- [EXERCISE INPUTS]:

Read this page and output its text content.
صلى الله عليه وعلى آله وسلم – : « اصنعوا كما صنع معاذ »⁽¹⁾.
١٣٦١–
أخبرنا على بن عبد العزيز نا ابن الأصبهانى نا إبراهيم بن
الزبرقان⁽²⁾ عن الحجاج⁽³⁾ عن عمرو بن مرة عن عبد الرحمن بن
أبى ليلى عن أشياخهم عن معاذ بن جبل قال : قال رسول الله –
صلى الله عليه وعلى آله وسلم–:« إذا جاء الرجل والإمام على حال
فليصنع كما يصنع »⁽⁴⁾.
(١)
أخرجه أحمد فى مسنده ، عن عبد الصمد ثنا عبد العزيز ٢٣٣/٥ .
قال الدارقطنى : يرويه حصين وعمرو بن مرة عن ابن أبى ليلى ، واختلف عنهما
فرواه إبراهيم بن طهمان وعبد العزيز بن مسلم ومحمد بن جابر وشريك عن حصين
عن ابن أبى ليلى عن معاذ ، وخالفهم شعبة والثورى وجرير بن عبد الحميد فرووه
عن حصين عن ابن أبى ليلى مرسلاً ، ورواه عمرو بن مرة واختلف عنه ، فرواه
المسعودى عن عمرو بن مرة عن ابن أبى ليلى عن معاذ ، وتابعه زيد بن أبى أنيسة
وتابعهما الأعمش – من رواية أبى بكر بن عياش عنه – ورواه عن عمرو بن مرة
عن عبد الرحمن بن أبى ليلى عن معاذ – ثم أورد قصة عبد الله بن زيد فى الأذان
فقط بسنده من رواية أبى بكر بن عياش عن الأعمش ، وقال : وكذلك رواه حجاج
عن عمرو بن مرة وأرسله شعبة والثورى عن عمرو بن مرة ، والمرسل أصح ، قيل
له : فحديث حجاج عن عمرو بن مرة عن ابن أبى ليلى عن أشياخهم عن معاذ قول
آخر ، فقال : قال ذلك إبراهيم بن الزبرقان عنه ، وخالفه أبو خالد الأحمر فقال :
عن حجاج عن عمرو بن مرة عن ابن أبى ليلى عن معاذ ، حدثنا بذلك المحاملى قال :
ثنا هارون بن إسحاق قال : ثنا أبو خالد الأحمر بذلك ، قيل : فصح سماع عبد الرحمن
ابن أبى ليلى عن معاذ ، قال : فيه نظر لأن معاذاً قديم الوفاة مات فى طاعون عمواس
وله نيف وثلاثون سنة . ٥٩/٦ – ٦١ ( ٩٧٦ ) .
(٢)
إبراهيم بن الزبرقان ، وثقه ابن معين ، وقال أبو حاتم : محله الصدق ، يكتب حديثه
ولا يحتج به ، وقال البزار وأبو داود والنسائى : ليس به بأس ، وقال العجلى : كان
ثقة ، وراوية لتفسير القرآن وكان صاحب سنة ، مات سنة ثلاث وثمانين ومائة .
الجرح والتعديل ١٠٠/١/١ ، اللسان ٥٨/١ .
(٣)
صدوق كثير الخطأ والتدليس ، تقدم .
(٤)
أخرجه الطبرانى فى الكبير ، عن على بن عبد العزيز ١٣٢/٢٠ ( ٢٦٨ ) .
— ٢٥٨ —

- [SHORT EXERCISE]: Using the data above, reproduce every line exactly.

- [WRITTEN RESPONSE]:
Read this page and output its text content.
صلى الله عليه وعلى آله وسلم – : « اصنعوا كما صنع معاذ »⁽¹⁾.
١٣٦١–
أخبرنا على بن عبد العزيز نا ابن الأصبهانى نا إبراهيم بن
الزبرقان⁽²⁾ عن الحجاج⁽³⁾ عن عمرو بن مرة عن عبد الرحمن بن
أبى ليلى عن أشياخهم عن معاذ بن جبل قال : قال رسول الله –
صلى الله عليه وعلى آله وسلم–:« إذا جاء الرجل والإمام على حال
فليصنع كما يصنع »⁽⁴⁾.
(١)
أخرجه أحمد فى مسنده ، عن عبد الصمد ثنا عبد العزيز ٢٣٣/٥ .
قال الدارقطنى : يرويه حصين وعمرو بن مرة عن ابن أبى ليلى ، واختلف عنهما
فرواه إبراهيم بن طهمان وعبد العزيز بن مسلم ومحمد بن جابر وشريك عن حصين
عن ابن أبى ليلى عن معاذ ، وخالفهم شعبة والثورى وجرير بن عبد الحميد فرووه
عن حصين عن ابن أبى ليلى مرسلاً ، ورواه عمرو بن مرة واختلف عنه ، فرواه
المسعودى عن عمرو بن مرة عن ابن أبى ليلى عن معاذ ، وتابعه زيد بن أبى أنيسة
وتابعهما الأعمش – من رواية أبى بكر بن عياش عنه – ورواه عن عمرو بن مرة
عن عبد الرحمن بن أبى ليلى عن معاذ – ثم أورد قصة عبد الله بن زيد فى الأذان
فقط بسنده من رواية أبى بكر بن عياش عن الأعمش ، وقال : وكذلك رواه حجاج
عن عمرو بن مرة وأرسله شعبة والثورى عن عمرو بن مرة ، والمرسل أصح ، قيل
له : فحديث حجاج عن عمرو بن مرة عن ابن أبى ليلى عن أشياخهم عن معاذ قول
آخر ، فقال : قال ذلك إبراهيم بن الزبرقان عنه ، وخالفه أبو خالد الأحمر فقال :
عن حجاج عن عمرو بن مرة عن ابن أبى ليلى عن معاذ ، حدثنا بذلك المحاملى قال :
ثنا هارون بن إسحاق قال : ثنا أبو خالد الأحمر بذلك ، قيل : فصح سماع عبد الرحمن
ابن أبى ليلى عن معاذ ، قال : فيه نظر لأن معاذاً قديم الوفاة مات فى طاعون عمواس
وله نيف وثلاثون سنة . ٥٩/٦ – ٦١ ( ٩٧٦ ) .
(٢)
إبراهيم بن الزبرقان ، وثقه ابن معين ، وقال أبو حاتم : محله الصدق ، يكتب حديثه
ولا يحتج به ، وقال البزار وأبو داود والنسائى : ليس به بأس ، وقال العجلى : كان
ثقة ، وراوية لتفسير القرآن وكان صاحب سنة ، مات سنة ثلاث وثمانين ومائة .
الجرح والتعديل ١٠٠/١/١ ، اللسان ٥٨/١ .
(٣)
صدوق كثير الخطأ والتدليس ، تقدم .
(٤)
أخرجه الطبرانى فى الكبير ، عن على بن عبد العزيز ١٣٢/٢٠ ( ٢٦٨ ) .
— ٢٥٨ —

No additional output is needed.